▶ [Challenge]:
Report every line below that holds the word "this".

▶ [Material]:
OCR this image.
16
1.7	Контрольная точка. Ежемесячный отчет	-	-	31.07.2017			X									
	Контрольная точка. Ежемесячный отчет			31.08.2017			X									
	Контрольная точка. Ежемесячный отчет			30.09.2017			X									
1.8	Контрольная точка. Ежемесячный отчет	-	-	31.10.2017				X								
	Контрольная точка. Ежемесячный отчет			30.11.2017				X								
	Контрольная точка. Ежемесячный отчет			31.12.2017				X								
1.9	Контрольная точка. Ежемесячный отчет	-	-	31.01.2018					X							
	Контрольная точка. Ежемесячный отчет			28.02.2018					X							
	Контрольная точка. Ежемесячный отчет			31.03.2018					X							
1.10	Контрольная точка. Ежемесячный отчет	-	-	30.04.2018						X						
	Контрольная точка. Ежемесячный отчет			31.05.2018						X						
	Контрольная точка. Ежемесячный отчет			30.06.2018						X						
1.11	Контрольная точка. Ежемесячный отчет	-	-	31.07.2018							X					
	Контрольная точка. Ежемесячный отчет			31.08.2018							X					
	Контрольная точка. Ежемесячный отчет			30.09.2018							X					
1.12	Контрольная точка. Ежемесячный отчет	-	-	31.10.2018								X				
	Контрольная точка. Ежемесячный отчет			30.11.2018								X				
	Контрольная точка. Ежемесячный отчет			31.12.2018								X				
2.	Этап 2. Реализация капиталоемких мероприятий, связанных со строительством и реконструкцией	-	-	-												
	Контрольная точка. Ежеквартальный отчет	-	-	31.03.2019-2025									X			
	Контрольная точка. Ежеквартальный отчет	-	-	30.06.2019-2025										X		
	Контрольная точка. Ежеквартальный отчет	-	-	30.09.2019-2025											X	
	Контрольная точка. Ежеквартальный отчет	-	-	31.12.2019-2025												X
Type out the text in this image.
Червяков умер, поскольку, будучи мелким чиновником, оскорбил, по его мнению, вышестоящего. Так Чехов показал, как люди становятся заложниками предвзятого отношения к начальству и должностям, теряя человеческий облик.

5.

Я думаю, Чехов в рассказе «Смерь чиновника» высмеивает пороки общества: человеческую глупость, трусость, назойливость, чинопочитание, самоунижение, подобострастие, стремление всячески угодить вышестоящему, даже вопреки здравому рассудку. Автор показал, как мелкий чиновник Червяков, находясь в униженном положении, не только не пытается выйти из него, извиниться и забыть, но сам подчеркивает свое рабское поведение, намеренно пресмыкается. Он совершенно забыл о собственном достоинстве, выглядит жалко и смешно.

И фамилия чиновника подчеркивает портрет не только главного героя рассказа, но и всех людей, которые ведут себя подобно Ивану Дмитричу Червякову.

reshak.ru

▶ [Reply]:
OCR this image.
Type out the text in this image.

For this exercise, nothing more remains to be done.